◆ WHAT YOU ARE ASKED TO DO
Find all the lines with "need" and gather them.

◆ EXERCISE INPUT

_ _ _ _

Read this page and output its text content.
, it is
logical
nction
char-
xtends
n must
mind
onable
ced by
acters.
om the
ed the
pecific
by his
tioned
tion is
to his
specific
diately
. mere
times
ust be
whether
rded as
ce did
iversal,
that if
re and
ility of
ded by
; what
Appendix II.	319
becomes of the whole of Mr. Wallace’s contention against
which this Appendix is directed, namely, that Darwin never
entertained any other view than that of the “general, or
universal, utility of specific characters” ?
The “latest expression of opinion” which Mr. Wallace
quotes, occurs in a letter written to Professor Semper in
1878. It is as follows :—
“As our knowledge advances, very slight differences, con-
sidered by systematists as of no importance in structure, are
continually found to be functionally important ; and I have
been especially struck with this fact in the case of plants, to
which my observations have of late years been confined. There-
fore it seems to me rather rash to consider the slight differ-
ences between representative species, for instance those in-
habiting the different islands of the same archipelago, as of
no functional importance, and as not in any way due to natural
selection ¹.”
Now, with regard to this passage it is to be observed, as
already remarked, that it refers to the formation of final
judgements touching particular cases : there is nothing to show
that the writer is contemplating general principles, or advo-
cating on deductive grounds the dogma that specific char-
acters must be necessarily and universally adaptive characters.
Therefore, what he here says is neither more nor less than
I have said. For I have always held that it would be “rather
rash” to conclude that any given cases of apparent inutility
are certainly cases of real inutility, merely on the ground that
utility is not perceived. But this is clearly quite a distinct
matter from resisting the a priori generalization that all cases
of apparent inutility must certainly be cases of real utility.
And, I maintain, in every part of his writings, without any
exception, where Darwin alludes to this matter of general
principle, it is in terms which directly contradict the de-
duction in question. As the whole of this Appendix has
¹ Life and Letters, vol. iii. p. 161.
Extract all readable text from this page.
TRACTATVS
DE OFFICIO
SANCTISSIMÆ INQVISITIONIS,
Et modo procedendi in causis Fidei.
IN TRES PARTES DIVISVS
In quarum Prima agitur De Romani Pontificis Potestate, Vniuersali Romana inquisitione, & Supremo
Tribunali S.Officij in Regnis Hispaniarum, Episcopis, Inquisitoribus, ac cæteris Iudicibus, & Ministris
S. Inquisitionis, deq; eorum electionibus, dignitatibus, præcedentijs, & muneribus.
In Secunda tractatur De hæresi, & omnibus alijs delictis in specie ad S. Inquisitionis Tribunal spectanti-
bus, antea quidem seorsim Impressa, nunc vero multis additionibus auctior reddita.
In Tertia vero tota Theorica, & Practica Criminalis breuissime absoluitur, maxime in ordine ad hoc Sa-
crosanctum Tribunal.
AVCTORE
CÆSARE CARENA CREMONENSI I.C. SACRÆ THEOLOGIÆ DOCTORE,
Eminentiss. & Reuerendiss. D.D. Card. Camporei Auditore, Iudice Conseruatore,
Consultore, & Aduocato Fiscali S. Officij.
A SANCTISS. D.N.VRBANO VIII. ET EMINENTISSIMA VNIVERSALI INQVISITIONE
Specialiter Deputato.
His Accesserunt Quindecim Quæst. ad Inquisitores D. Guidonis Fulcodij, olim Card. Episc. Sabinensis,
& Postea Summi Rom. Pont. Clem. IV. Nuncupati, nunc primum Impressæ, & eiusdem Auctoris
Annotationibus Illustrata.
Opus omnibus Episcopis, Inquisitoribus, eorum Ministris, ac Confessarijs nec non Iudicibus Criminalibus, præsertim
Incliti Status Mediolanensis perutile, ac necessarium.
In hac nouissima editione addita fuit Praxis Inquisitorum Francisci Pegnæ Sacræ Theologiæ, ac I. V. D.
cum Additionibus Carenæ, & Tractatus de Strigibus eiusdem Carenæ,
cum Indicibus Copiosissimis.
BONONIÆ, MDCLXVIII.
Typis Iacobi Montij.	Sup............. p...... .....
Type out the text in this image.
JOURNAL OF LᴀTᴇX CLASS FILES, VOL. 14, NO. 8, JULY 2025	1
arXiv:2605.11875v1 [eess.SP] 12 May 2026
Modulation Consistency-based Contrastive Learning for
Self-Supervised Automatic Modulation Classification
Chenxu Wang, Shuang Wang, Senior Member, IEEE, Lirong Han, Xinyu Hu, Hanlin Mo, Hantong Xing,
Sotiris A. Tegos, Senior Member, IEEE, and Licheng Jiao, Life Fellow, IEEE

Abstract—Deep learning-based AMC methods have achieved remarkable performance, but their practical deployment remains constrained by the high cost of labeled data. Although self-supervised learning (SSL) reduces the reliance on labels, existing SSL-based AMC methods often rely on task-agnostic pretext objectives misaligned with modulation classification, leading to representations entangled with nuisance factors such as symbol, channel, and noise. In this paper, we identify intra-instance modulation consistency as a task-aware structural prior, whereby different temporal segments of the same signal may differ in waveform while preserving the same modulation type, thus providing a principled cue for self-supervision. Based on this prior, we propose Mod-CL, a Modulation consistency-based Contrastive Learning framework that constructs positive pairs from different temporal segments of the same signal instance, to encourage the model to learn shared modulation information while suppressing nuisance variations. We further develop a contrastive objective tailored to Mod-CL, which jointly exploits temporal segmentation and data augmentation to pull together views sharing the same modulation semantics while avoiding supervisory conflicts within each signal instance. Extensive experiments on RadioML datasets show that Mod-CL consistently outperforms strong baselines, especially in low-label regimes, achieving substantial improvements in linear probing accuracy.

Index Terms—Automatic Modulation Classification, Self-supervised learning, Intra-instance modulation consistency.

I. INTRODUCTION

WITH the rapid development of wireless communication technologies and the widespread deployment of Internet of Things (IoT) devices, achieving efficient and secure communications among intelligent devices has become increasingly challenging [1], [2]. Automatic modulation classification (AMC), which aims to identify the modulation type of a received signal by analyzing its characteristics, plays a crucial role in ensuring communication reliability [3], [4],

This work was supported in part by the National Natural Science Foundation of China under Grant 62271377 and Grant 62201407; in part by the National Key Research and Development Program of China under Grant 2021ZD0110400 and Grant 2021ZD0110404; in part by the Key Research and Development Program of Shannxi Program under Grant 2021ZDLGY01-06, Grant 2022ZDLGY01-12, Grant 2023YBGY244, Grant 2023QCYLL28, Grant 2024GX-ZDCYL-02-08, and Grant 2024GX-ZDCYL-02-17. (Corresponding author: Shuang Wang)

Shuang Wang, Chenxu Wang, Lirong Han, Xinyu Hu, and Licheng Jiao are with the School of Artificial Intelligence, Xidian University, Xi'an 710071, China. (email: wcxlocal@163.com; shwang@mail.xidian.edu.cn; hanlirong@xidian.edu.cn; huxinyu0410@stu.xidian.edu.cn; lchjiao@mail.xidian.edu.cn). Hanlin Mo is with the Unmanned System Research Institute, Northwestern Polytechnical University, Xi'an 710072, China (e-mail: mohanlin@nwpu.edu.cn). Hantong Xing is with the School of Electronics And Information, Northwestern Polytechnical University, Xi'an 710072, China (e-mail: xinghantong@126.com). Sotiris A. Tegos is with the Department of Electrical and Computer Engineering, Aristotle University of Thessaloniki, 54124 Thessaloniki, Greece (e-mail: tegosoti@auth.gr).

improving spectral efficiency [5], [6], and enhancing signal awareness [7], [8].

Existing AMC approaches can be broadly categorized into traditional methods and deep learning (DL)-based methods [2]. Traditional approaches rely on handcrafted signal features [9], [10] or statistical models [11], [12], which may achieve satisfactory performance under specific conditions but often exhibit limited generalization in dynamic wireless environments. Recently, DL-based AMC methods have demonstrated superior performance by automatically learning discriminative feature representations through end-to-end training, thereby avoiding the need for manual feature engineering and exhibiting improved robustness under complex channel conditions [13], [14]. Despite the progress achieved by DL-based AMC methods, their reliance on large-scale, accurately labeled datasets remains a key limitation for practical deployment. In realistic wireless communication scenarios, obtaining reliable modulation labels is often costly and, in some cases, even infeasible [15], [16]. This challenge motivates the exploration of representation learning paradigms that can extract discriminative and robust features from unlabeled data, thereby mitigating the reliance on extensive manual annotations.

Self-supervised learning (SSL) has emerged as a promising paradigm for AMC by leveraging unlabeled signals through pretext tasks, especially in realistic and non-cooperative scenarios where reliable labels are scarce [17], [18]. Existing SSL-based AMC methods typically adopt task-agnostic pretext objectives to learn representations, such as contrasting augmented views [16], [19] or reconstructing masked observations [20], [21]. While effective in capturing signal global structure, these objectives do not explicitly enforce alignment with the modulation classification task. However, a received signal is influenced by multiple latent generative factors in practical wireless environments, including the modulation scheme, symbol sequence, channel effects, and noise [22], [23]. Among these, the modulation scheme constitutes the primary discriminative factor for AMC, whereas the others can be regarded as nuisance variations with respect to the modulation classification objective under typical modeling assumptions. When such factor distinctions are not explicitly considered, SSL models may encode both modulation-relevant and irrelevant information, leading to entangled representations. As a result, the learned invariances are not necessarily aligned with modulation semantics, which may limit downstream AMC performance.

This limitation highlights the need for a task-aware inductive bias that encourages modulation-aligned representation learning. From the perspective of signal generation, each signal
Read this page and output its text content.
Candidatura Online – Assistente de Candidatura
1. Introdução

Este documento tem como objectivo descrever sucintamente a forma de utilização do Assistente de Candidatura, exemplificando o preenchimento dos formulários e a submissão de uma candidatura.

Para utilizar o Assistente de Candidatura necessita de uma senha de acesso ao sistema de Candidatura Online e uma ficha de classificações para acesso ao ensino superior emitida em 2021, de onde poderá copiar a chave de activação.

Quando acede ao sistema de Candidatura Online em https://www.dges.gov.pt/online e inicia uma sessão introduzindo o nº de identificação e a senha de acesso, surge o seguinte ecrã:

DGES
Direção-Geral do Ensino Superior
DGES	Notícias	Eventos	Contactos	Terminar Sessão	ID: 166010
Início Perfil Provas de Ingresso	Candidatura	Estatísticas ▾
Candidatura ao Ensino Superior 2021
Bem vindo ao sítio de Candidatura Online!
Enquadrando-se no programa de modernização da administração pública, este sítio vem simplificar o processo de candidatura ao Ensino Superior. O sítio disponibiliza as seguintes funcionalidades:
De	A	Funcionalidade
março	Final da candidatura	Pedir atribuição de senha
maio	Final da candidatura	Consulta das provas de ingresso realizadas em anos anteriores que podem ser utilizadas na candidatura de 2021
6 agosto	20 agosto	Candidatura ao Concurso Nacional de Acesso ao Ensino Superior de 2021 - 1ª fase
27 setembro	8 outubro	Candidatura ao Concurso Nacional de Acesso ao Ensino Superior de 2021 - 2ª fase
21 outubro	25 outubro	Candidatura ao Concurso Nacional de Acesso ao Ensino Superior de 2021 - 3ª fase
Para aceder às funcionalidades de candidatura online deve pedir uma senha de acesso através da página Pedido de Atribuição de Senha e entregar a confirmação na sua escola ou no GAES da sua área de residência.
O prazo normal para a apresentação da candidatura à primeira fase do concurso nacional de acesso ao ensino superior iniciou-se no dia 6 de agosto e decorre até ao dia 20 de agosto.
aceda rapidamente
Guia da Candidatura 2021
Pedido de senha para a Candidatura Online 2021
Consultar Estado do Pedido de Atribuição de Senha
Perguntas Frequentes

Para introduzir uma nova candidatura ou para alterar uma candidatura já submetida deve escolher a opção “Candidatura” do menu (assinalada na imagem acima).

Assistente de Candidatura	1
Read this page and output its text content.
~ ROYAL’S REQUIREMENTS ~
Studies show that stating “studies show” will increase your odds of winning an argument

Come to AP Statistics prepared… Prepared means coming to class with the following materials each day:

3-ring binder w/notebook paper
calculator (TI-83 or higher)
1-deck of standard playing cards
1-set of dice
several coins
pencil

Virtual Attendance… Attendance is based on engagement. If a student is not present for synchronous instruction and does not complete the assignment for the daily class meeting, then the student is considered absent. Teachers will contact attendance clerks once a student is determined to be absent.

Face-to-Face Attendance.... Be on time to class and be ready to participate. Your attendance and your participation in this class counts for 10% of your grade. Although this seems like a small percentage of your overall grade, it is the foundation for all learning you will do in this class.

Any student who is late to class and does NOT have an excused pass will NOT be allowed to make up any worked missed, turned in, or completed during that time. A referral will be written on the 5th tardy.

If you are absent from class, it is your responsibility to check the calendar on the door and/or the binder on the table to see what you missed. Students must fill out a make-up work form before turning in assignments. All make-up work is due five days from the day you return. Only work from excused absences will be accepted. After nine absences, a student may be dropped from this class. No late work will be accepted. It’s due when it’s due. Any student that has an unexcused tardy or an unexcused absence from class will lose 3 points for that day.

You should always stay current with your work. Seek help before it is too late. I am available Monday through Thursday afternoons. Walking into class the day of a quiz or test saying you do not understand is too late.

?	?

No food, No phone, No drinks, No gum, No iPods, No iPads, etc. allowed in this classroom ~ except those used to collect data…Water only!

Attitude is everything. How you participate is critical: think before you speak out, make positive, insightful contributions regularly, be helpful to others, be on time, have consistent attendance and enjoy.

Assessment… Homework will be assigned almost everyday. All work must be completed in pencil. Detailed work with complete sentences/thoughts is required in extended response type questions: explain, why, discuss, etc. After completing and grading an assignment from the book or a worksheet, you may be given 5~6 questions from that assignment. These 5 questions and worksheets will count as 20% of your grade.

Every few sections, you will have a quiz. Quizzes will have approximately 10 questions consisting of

_ _ _ _

◆ ANSWER TO THE PROBLEM
Existing AMC approaches can be broadly categorized into traditional methods and deep learning (DL)-based methods [2]. Traditional approaches rely on handcrafted signal features [9], [10] or statistical models [11], [12], which may achieve satisfactory performance under specific conditions but often exhibit limited generalization in dynamic wireless environments. Recently, DL-based AMC methods have demonstrated superior performance by automatically learning discriminative feature representations through end-to-end training, thereby avoiding the need for manual feature engineering and exhibiting improved robustness under complex channel conditions [13], [14]. Despite the progress achieved by DL-based AMC methods, their reliance on large-scale, accurately labeled datasets remains a key limitation for practical deployment. In realistic wireless communication scenarios, obtaining reliable modulation labels is often costly and, in some cases, even infeasible [15], [16]. This challenge motivates the exploration of representation learning paradigms that can extract discriminative and robust features from unlabeled data, thereby mitigating the reliance on extensive manual annotations.
This limitation highlights the need for a task-aware inductive bias that encourages modulation-aligned representation learning. From the perspective of signal generation, each signal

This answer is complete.